Written request: Track down each line that has the word "земельного" and copy it.

Saved data entries:
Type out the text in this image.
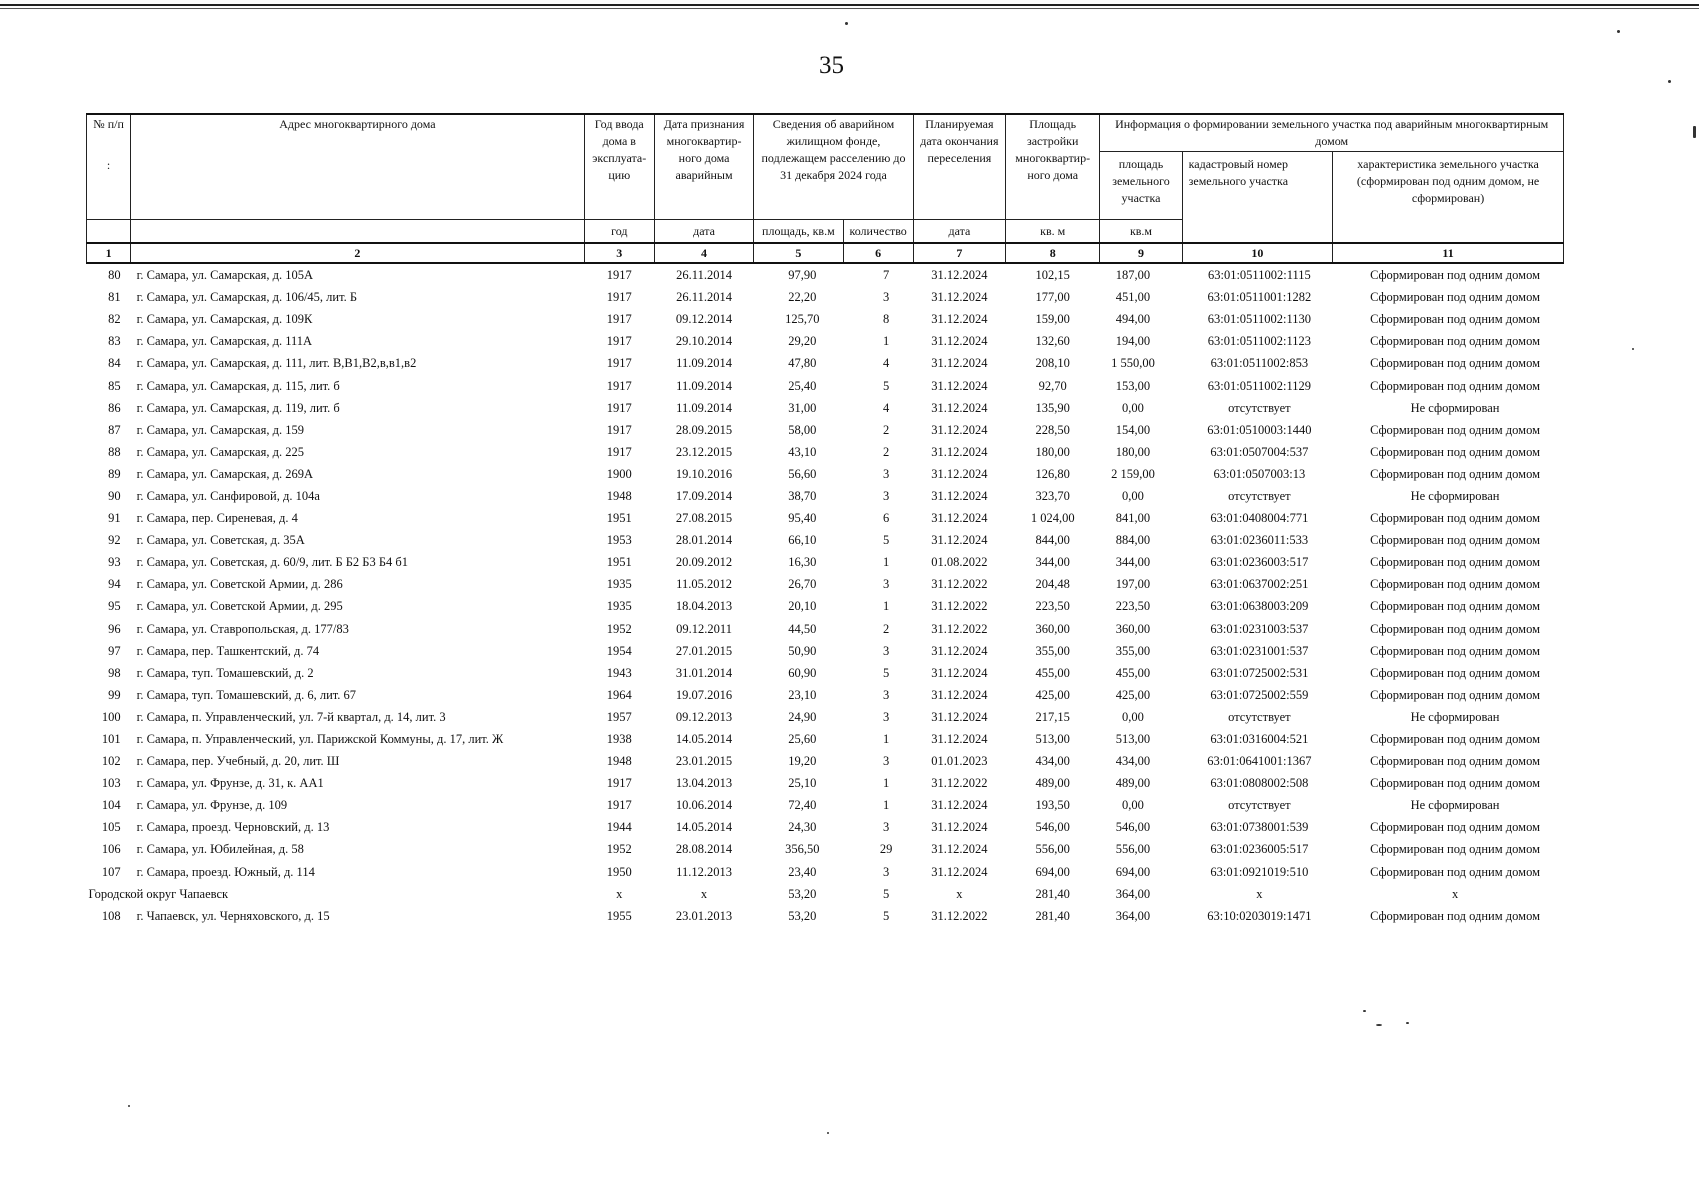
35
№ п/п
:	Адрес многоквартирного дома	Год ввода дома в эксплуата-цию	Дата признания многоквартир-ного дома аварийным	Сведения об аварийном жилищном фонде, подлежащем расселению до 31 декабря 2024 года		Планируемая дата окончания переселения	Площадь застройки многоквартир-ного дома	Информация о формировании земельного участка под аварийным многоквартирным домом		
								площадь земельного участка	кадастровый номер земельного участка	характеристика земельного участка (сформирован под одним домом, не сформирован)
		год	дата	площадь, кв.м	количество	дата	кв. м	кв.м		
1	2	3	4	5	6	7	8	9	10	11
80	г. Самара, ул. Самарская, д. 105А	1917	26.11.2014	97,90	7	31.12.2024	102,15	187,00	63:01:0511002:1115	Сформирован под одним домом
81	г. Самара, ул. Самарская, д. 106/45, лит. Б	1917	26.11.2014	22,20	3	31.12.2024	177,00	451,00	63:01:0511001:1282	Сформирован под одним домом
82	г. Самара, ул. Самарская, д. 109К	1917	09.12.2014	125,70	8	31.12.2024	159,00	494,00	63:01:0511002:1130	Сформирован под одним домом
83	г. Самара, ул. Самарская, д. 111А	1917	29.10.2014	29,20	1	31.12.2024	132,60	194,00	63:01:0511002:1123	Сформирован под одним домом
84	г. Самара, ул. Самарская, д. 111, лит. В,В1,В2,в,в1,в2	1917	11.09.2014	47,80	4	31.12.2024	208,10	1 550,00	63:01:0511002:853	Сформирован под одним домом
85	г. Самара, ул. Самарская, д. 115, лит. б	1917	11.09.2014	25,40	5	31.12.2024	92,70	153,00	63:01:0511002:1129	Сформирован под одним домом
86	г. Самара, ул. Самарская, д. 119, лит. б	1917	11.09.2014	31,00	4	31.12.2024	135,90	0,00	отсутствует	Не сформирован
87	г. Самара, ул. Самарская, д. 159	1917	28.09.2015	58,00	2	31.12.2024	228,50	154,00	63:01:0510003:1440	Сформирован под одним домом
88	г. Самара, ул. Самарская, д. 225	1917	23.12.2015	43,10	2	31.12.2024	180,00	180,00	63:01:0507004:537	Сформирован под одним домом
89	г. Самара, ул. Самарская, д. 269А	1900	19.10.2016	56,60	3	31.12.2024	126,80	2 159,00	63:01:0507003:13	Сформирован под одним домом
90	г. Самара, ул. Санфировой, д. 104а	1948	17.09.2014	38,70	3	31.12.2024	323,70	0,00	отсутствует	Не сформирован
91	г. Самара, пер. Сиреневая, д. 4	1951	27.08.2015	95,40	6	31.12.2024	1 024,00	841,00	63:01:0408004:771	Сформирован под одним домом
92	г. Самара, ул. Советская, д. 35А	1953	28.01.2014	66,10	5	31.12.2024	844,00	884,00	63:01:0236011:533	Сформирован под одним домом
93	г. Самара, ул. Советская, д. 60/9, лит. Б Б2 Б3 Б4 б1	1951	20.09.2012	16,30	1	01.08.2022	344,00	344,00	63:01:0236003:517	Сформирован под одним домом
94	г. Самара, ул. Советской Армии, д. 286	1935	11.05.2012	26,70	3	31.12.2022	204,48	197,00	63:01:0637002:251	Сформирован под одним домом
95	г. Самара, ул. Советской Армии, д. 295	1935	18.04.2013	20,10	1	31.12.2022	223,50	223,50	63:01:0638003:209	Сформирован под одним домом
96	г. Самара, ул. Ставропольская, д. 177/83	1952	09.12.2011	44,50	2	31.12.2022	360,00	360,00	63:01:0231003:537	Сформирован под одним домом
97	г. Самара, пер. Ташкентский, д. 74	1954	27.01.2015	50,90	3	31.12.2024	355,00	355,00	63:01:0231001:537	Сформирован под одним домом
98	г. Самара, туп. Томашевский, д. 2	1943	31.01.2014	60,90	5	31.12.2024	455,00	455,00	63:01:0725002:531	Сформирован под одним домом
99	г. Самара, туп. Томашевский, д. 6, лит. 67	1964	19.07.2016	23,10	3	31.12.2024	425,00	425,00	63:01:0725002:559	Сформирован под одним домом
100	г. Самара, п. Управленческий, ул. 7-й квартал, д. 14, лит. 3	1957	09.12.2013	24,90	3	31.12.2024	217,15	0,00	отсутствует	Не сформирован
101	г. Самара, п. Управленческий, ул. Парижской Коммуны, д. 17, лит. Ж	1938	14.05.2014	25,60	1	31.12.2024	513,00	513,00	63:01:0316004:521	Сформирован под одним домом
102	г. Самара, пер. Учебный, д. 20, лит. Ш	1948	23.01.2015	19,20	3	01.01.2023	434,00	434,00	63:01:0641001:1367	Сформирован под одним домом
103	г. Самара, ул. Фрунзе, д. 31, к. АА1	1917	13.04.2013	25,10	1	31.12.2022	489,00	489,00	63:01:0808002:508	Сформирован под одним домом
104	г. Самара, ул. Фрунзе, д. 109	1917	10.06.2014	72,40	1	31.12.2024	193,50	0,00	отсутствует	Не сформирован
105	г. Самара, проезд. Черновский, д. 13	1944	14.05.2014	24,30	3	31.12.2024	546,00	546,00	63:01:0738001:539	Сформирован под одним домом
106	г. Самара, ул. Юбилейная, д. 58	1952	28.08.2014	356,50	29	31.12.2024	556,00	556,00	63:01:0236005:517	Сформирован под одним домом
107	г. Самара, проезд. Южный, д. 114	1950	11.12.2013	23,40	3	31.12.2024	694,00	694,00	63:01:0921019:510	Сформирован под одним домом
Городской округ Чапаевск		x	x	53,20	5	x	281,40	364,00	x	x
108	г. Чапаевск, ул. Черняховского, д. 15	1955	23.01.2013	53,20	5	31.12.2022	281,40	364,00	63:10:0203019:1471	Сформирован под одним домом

The solution:
:	Адрес многоквартирного дома	Год ввода дома в эксплуата-цию	Дата признания многоквартир-ного дома аварийным	Сведения об аварийном жилищном фонде, подлежащем расселению до 31 декабря 2024 года		Планируемая дата окончания переселения	Площадь застройки многоквартир-ного дома	Информация о формировании земельного участка под аварийным многоквартирным домом		
								площадь земельного участка	кадастровый номер земельного участка	характеристика земельного участка (сформирован под одним домом, не сформирован)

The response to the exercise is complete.